[Task to complete]
Pick out every line with the word "this" and copy it.
———
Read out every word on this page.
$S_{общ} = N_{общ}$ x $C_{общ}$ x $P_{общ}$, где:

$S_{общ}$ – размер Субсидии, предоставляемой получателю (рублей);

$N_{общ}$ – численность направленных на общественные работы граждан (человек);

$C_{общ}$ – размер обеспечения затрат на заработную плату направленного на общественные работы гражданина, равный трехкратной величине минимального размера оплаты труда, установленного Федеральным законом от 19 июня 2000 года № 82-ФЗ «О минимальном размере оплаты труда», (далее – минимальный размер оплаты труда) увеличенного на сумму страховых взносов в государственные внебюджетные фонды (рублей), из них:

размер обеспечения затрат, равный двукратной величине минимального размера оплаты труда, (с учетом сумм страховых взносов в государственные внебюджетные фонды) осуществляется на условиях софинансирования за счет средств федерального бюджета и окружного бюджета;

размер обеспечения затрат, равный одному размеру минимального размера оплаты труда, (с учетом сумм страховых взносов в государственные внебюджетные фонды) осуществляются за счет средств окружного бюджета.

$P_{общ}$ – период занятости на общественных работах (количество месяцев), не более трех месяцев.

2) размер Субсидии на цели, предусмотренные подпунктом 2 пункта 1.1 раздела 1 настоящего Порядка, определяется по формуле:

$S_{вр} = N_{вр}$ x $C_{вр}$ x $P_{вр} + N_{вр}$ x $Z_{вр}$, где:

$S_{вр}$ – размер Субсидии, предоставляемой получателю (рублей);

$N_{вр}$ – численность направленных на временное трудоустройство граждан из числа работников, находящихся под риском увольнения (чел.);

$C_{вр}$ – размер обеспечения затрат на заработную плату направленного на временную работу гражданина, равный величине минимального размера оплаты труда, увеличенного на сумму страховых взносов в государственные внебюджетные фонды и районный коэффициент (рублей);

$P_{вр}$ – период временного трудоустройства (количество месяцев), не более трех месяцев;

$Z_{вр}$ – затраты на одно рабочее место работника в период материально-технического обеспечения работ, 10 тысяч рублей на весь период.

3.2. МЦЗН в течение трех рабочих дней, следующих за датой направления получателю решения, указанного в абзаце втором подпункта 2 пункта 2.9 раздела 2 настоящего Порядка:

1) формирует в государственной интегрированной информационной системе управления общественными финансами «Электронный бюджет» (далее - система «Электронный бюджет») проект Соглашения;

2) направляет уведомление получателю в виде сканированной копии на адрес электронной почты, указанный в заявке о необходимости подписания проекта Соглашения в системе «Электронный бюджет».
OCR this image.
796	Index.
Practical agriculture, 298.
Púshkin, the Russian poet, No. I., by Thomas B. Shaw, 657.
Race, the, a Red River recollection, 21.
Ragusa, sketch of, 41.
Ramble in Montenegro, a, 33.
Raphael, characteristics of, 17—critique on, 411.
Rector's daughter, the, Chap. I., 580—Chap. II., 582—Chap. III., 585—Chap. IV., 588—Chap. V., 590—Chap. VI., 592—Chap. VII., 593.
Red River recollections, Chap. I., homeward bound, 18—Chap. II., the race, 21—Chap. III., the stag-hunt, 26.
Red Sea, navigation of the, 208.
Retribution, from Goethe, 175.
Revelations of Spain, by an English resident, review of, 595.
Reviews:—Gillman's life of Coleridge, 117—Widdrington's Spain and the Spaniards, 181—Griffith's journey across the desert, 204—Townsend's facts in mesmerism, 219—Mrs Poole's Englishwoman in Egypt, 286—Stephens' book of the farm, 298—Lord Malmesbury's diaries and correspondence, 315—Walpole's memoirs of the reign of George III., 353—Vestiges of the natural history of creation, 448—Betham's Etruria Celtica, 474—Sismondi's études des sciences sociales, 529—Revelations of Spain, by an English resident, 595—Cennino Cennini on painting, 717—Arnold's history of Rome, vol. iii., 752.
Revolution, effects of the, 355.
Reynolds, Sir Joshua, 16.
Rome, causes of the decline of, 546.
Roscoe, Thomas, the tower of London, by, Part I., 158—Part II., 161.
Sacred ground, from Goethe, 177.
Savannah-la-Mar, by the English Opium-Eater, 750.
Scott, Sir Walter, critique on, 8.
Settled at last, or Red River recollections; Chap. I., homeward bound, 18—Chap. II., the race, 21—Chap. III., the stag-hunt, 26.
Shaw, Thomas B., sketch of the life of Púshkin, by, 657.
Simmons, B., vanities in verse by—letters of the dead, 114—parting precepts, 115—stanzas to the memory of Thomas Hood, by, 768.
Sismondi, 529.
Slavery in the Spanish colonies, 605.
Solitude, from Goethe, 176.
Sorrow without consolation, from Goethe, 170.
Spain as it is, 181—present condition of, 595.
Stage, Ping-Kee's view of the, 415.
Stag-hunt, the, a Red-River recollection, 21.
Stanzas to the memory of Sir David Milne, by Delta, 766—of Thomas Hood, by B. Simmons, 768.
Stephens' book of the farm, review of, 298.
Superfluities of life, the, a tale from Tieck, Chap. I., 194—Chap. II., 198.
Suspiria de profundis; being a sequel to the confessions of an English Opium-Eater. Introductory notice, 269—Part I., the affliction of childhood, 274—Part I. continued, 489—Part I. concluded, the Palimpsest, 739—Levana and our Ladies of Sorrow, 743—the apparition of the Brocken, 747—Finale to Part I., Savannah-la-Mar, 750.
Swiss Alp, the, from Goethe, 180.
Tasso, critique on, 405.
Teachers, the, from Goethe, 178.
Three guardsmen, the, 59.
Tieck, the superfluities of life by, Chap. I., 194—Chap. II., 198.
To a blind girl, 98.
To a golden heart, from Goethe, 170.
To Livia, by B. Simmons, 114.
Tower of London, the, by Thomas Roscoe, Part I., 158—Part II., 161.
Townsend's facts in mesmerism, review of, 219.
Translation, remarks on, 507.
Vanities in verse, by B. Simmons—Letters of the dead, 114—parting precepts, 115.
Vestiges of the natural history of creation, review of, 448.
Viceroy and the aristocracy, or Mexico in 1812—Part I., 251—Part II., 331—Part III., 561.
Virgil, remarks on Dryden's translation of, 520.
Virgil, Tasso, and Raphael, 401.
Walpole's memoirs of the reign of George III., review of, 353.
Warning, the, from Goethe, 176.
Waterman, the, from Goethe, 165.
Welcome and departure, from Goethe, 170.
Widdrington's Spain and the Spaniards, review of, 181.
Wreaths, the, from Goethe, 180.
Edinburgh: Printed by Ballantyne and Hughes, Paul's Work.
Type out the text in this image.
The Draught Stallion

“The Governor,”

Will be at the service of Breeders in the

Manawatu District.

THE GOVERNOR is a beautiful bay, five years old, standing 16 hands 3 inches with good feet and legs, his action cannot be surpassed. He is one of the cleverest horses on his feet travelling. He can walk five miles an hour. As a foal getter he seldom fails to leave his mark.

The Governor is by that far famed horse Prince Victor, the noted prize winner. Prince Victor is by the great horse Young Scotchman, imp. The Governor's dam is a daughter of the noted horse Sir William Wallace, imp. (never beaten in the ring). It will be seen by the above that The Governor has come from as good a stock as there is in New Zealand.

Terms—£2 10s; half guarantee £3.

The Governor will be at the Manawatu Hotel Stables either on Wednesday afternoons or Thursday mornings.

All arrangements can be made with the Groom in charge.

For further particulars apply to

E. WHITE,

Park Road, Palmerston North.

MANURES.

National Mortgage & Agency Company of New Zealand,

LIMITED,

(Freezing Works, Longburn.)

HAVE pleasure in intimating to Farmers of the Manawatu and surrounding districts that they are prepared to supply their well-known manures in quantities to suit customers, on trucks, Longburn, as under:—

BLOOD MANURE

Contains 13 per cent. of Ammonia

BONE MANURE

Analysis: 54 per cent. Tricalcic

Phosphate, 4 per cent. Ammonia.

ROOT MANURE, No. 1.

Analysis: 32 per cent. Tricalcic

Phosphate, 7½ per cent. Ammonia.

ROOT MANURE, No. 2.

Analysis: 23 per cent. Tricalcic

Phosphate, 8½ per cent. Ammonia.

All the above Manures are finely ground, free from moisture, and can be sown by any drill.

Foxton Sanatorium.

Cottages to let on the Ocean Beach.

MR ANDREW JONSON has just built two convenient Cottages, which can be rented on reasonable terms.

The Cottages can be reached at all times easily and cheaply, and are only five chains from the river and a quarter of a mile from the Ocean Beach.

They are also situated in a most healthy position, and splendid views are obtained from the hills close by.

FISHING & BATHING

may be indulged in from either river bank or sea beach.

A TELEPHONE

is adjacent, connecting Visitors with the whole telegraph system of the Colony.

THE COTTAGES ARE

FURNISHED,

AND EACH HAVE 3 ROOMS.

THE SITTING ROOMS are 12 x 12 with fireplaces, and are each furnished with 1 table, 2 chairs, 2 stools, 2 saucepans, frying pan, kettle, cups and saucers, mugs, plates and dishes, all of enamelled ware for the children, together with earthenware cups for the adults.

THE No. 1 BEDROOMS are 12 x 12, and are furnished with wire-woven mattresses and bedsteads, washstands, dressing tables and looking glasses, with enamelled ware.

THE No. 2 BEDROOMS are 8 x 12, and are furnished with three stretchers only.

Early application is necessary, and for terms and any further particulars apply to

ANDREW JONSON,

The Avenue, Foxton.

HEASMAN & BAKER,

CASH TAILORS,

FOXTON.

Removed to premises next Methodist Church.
———
[Solution]
Read out every word on this page.
OCR this image.
Type out the text in this image.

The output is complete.